_Texto de lectura:_
◆ ◆ ◆ ◆

La característica del trabajo de Olave, nos lo cuenta él mismo, “es que tiene un acabado más delicado, como si la piel del niño fuera de porcelana, y tiene bajo el paladar un vidrio y en los ojos cristales que le dan vida a la escultura; otros artesanos también hacen esta figura, pero es notoria la carita sonrosada, los ojos llorosos y el pelo natural de mis niños”.

Es cierto lo que dice el maestro Olave, sus piezas son características, finas, delicadas, que se ponen al extremo de otras muestras del arte cusqueño, donde las figuras son duras y hasta grotescas, con cuellos estilizados, manos exageradas o rostros melancólicos, que sin embargo reflejan el espíritu rebelde del pueblo andino.

“Trabajo en moldes de madera o maguey, luego cubro el tallado con tela y le voy dando las formas al vestido o las extremidades, finalmente pinto los detalles a mano, después las visto con ropita tradicional”, así resume su trabajo don Antonio Olave, quien ya en 1993 fue distinguido como Gran Maestro de la Artesanía Peruana y en 2009 fue declarado “Tesoro Humano Viviente de la Nación”, nada menos.

◆ ◆ ◆ ◆

_Lista de registros:_
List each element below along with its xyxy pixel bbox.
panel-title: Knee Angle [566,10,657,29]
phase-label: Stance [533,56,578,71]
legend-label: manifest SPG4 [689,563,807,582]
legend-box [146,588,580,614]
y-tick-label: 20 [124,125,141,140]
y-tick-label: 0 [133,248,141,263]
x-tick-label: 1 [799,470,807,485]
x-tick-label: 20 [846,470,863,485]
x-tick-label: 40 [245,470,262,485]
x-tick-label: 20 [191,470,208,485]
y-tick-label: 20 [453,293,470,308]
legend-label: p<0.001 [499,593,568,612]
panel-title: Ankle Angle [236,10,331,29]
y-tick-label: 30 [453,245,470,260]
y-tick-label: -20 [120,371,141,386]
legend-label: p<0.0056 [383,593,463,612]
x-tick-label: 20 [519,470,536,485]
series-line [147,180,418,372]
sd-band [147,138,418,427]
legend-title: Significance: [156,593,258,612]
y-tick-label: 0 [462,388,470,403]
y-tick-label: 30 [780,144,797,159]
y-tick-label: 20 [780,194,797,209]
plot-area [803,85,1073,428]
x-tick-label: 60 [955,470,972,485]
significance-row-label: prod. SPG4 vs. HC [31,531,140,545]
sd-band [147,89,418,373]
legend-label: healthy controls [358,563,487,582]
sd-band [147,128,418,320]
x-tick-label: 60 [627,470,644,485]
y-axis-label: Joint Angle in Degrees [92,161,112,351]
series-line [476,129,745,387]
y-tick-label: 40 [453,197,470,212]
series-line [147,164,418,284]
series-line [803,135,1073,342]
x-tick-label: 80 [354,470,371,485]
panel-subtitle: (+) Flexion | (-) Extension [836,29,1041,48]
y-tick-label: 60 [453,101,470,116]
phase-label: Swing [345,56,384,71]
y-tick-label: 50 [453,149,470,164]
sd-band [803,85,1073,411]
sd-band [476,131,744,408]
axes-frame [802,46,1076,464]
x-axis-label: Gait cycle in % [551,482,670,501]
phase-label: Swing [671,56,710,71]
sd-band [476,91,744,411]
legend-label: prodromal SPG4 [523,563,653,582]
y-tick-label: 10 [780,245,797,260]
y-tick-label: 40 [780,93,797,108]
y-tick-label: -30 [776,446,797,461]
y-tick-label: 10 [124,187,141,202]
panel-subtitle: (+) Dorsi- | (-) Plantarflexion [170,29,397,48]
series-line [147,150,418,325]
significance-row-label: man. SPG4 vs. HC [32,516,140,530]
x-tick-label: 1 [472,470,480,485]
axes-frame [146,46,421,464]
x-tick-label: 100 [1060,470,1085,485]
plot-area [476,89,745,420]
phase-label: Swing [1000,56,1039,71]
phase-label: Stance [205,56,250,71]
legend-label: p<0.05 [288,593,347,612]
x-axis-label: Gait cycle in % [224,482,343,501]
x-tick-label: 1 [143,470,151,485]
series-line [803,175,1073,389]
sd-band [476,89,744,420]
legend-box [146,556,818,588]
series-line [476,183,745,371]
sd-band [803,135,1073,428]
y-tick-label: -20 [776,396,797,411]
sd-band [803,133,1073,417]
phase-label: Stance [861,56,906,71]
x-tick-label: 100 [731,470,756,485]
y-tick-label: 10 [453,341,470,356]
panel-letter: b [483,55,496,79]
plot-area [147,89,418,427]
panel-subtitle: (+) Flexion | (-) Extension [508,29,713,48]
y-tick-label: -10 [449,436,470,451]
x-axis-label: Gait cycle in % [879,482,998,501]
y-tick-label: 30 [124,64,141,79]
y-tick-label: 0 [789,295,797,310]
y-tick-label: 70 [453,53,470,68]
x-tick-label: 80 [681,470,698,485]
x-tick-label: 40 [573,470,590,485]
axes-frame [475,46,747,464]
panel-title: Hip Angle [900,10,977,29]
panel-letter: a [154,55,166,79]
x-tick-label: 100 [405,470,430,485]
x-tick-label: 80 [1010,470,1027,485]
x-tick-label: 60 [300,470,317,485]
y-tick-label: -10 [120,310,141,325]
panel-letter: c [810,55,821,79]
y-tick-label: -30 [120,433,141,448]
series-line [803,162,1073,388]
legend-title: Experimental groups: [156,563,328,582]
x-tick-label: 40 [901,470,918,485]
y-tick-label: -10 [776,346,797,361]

◆ ◆ ◆ ◆

_Objetivo de la tarea:_
Continúa el texto sobre el trabajo del artesano Antonio Olave a partir de su última oración. Los registros no hacen falta.

_Respuesta:_
Hablamos de su infancia en Pisac, un pueblo a las afueras de Cusco, ya absorbido por el turismo pero que conserva un tradicional mercado artesanal donde aún se practica el trueque y el intercambio de productos en lugar de usar dinero. Recuerda que vino a Cusco como ayudante de un tío suyo, artesano también, y se instaló en una habitación en el centro de la ciudad, en el barrio de San Blas, que se convirtió en una zona donde los artesanos instalaron talleres y tiendas y ahora es de visita obligatoria de los turistas que visitan la ciudad. Tuvo suerte, también, recuerda, pues el amigo con quien compartía la pequeña habitación tuvo que viajar y se quedó ahí, con el tiempo pudo comprar la habitación y luego la casa.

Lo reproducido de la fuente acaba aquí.